__TASK DETAILS__: Output the data below in full, character for character.

__DATA SHOWN__:
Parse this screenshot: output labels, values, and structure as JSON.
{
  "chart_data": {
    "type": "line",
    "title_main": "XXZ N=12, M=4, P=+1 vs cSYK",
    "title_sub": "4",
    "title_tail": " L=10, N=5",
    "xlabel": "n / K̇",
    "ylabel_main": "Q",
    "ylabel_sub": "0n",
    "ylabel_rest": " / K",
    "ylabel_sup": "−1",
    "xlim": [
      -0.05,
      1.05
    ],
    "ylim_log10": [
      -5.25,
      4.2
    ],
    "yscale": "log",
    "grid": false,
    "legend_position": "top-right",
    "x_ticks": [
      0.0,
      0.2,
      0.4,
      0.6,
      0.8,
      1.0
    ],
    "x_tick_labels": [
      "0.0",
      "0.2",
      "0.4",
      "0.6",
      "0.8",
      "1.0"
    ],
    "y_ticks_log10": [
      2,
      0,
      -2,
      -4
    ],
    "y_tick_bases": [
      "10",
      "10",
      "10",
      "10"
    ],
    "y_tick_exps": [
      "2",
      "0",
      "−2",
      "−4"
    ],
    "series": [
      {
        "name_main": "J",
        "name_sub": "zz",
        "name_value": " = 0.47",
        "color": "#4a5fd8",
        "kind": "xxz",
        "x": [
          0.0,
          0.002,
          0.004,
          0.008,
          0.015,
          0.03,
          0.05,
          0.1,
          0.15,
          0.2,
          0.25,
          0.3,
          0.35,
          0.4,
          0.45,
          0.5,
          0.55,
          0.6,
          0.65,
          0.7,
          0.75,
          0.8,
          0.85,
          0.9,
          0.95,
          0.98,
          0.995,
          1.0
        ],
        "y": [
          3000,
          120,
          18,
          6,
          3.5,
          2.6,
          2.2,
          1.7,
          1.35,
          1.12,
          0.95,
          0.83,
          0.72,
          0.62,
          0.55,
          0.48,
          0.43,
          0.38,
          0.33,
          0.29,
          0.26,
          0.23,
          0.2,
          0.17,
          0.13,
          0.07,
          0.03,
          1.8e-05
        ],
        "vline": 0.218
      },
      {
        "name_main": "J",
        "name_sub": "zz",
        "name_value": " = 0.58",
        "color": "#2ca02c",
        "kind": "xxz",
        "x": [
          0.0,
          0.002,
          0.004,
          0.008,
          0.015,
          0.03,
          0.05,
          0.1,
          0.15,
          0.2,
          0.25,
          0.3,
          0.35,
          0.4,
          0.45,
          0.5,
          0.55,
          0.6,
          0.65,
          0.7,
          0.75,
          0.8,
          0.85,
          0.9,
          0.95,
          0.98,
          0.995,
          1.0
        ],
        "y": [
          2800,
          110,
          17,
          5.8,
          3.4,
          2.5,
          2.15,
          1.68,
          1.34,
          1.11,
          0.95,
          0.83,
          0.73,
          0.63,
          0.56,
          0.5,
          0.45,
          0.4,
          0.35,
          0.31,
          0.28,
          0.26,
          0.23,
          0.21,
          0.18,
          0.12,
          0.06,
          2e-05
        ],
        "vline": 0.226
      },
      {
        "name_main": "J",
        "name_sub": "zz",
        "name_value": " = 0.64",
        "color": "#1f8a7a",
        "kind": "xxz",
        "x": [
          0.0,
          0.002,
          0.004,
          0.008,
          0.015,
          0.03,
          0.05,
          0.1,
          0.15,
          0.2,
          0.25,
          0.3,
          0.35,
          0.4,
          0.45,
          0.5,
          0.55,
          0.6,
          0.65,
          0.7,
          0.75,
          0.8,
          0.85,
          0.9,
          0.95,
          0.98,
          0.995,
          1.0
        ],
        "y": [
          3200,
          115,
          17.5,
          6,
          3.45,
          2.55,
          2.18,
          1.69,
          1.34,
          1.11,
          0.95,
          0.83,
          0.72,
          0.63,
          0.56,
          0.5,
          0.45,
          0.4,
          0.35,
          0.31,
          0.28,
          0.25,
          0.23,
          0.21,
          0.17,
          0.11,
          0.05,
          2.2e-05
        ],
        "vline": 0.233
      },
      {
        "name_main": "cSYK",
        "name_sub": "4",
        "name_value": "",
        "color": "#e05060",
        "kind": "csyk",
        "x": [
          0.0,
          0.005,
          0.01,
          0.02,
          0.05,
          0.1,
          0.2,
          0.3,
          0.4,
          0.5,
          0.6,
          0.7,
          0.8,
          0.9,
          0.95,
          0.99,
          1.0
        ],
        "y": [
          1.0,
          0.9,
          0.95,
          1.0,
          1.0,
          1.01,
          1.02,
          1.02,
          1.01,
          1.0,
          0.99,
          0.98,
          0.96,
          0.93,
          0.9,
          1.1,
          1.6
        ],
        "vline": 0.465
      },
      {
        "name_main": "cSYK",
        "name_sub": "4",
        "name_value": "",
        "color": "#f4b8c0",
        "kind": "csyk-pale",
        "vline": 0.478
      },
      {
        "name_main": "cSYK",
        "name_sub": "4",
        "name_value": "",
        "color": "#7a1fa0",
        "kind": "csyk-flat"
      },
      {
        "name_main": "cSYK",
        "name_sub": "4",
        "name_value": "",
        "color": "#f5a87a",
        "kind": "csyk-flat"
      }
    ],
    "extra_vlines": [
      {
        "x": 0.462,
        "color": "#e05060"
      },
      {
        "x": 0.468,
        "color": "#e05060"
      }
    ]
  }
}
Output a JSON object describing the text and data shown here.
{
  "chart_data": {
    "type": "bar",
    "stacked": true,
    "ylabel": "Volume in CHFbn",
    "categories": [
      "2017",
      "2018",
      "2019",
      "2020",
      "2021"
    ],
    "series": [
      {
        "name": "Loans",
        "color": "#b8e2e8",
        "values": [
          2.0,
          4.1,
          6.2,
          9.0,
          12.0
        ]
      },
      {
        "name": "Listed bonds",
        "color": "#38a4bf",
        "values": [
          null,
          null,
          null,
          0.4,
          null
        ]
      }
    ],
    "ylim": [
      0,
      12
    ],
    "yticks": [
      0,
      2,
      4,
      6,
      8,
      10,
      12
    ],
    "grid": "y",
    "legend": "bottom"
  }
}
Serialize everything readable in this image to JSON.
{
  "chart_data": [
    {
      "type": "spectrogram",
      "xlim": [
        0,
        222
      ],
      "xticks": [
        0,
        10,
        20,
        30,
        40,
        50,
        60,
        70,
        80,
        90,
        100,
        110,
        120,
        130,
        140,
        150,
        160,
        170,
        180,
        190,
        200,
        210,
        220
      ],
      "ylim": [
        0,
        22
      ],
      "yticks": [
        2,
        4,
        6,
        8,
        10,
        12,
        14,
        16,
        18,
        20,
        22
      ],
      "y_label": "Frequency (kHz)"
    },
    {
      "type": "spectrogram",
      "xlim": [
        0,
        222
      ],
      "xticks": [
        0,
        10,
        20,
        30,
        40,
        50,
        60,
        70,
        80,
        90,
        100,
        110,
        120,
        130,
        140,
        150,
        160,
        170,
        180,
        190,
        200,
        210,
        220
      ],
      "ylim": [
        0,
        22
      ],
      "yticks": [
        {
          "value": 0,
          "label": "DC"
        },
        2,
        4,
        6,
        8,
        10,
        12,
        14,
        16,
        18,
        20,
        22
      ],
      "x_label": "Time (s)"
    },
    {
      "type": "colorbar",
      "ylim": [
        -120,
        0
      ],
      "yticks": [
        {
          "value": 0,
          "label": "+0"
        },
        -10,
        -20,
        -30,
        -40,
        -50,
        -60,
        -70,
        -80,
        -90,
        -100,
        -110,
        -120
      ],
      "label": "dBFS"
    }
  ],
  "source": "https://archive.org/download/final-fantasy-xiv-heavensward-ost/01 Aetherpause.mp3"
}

__ANSWER TO THE PROBLEM__:
Parse this screenshot: output labels, values, and structure as JSON.
{
  "chart_data": {
    "type": "line",
    "title_main": "XXZ N=12, M=4, P=+1 vs cSYK",
    "title_sub": "4",
    "title_tail": " L=10, N=5",
    "xlabel": "n / K̇",
    "ylabel_main": "Q",
    "ylabel_sub": "0n",
    "ylabel_rest": " / K",
    "ylabel_sup": "−1",
    "xlim": [
      -0.05,
      1.05
    ],
    "ylim_log10": [
      -5.25,
      4.2
    ],
    "yscale": "log",
    "grid": false,
    "legend_position": "top-right",
    "x_ticks": [
      0.0,
      0.2,
      0.4,
      0.6,
      0.8,
      1.0
    ],
    "x_tick_labels": [
      "0.0",
      "0.2",
      "0.4",
      "0.6",
      "0.8",
      "1.0"
    ],
    "y_ticks_log10": [
      2,
      0,
      -2,
      -4
    ],
    "y_tick_bases": [
      "10",
      "10",
      "10",
      "10"
    ],
    "y_tick_exps": [
      "2",
      "0",
      "−2",
      "−4"
    ],
    "series": [
      {
        "name_main": "J",
        "name_sub": "zz",
        "name_value": " = 0.47",
        "color": "#4a5fd8",
        "kind": "xxz",
        "x": [
          0.0,
          0.002,
          0.004,
          0.008,
          0.015,
          0.03,
          0.05,
          0.1,
          0.15,
          0.2,
          0.25,
          0.3,
          0.35,
          0.4,
          0.45,
          0.5,
          0.55,
          0.6,
          0.65,
          0.7,
          0.75,
          0.8,
          0.85,
          0.9,
          0.95,
          0.98,
          0.995,
          1.0
        ],
        "y": [
          3000,
          120,
          18,
          6,
          3.5,
          2.6,
          2.2,
          1.7,
          1.35,
          1.12,
          0.95,
          0.83,
          0.72,
          0.62,
          0.55,
          0.48,
          0.43,
          0.38,
          0.33,
          0.29,
          0.26,
          0.23,
          0.2,
          0.17,
          0.13,
          0.07,
          0.03,
          1.8e-05
        ],
        "vline": 0.218
      },
      {
        "name_main": "J",
        "name_sub": "zz",
        "name_value": " = 0.58",
        "color": "#2ca02c",
        "kind": "xxz",
        "x": [
          0.0,
          0.002,
          0.004,
          0.008,
          0.015,
          0.03,
          0.05,
          0.1,
          0.15,
          0.2,
          0.25,
          0.3,
          0.35,
          0.4,
          0.45,
          0.5,
          0.55,
          0.6,
          0.65,
          0.7,
          0.75,
          0.8,
          0.85,
          0.9,
          0.95,
          0.98,
          0.995,
          1.0
        ],
        "y": [
          2800,
          110,
          17,
          5.8,
          3.4,
          2.5,
          2.15,
          1.68,
          1.34,
          1.11,
          0.95,
          0.83,
          0.73,
          0.63,
          0.56,
          0.5,
          0.45,
          0.4,
          0.35,
          0.31,
          0.28,
          0.26,
          0.23,
          0.21,
          0.18,
          0.12,
          0.06,
          2e-05
        ],
        "vline": 0.226
      },
      {
        "name_main": "J",
        "name_sub": "zz",
        "name_value": " = 0.64",
        "color": "#1f8a7a",
        "kind": "xxz",
        "x": [
          0.0,
          0.002,
          0.004,
          0.008,
          0.015,
          0.03,
          0.05,
          0.1,
          0.15,
          0.2,
          0.25,
          0.3,
          0.35,
          0.4,
          0.45,
          0.5,
          0.55,
          0.6,
          0.65,
          0.7,
          0.75,
          0.8,
          0.85,
          0.9,
          0.95,
          0.98,
          0.995,
          1.0
        ],
        "y": [
          3200,
          115,
          17.5,
          6,
          3.45,
          2.55,
          2.18,
          1.69,
          1.34,
          1.11,
          0.95,
          0.83,
          0.72,
          0.63,
          0.56,
          0.5,
          0.45,
          0.4,
          0.35,
          0.31,
          0.28,
          0.25,
          0.23,
          0.21,
          0.17,
          0.11,
          0.05,
          2.2e-05
        ],
        "vline": 0.233
      },
      {
        "name_main": "cSYK",
        "name_sub": "4",
        "name_value": "",
        "color": "#e05060",
        "kind": "csyk",
        "x": [
          0.0,
          0.005,
          0.01,
          0.02,
          0.05,
          0.1,
          0.2,
          0.3,
          0.4,
          0.5,
          0.6,
          0.7,
          0.8,
          0.9,
          0.95,
          0.99,
          1.0
        ],
        "y": [
          1.0,
          0.9,
          0.95,
          1.0,
          1.0,
          1.01,
          1.02,
          1.02,
          1.01,
          1.0,
          0.99,
          0.98,
          0.96,
          0.93,
          0.9,
          1.1,
          1.6
        ],
        "vline": 0.465
      },
      {
        "name_main": "cSYK",
        "name_sub": "4",
        "name_value": "",
        "color": "#f4b8c0",
        "kind": "csyk-pale",
        "vline": 0.478
      },
      {
        "name_main": "cSYK",
        "name_sub": "4",
        "name_value": "",
        "color": "#7a1fa0",
        "kind": "csyk-flat"
      },
      {
        "name_main": "cSYK",
        "name_sub": "4",
        "name_value": "",
        "color": "#f5a87a",
        "kind": "csyk-flat"
      }
    ],
    "extra_vlines": [
      {
        "x": 0.462,
        "color": "#e05060"
      },
      {
        "x": 0.468,
        "color": "#e05060"
      }
    ]
  }
}
Output a JSON object describing the text and data shown here.
{
  "chart_data": {
    "type": "bar",
    "stacked": true,
    "ylabel": "Volume in CHFbn",
    "categories": [
      "2017",
      "2018",
      "2019",
      "2020",
      "2021"
    ],
    "series": [
      {
        "name": "Loans",
        "color": "#b8e2e8",
        "values": [
          2.0,
          4.1,
          6.2,
          9.0,
          12.0
        ]
      },
      {
        "name": "Listed bonds",
        "color": "#38a4bf",
        "values": [
          null,
          null,
          null,
          0.4,
          null
        ]
      }
    ],
    "ylim": [
      0,
      12
    ],
    "yticks": [
      0,
      2,
      4,
      6,
      8,
      10,
      12
    ],
    "grid": "y",
    "legend": "bottom"
  }
}
Serialize everything readable in this image to JSON.
{
  "chart_data": [
    {
      "type": "spectrogram",
      "xlim": [
        0,
        222
      ],
      "xticks": [
        0,
        10,
        20,
        30,
        40,
        50,
        60,
        70,
        80,
        90,
        100,
        110,
        120,
        130,
        140,
        150,
        160,
        170,
        180,
        190,
        200,
        210,
        220
      ],
      "ylim": [
        0,
        22
      ],
      "yticks": [
        2,
        4,
        6,
        8,
        10,
        12,
        14,
        16,
        18,
        20,
        22
      ],
      "y_label": "Frequency (kHz)"
    },
    {
      "type": "spectrogram",
      "xlim": [
        0,
        222
      ],
      "xticks": [
        0,
        10,
        20,
        30,
        40,
        50,
        60,
        70,
        80,
        90,
        100,
        110,
        120,
        130,
        140,
        150,
        160,
        170,
        180,
        190,
        200,
        210,
        220
      ],
      "ylim": [
        0,
        22
      ],
      "yticks": [
        {
          "value": 0,
          "label": "DC"
        },
        2,
        4,
        6,
        8,
        10,
        12,
        14,
        16,
        18,
        20,
        22
      ],
      "x_label": "Time (s)"
    },
    {
      "type": "colorbar",
      "ylim": [
        -120,
        0
      ],
      "yticks": [
        {
          "value": 0,
          "label": "+0"
        },
        -10,
        -20,
        -30,
        -40,
        -50,
        -60,
        -70,
        -80,
        -90,
        -100,
        -110,
        -120
      ],
      "label": "dBFS"
    }
  ],
  "source": "https://archive.org/download/final-fantasy-xiv-heavensward-ost/01 Aetherpause.mp3"
}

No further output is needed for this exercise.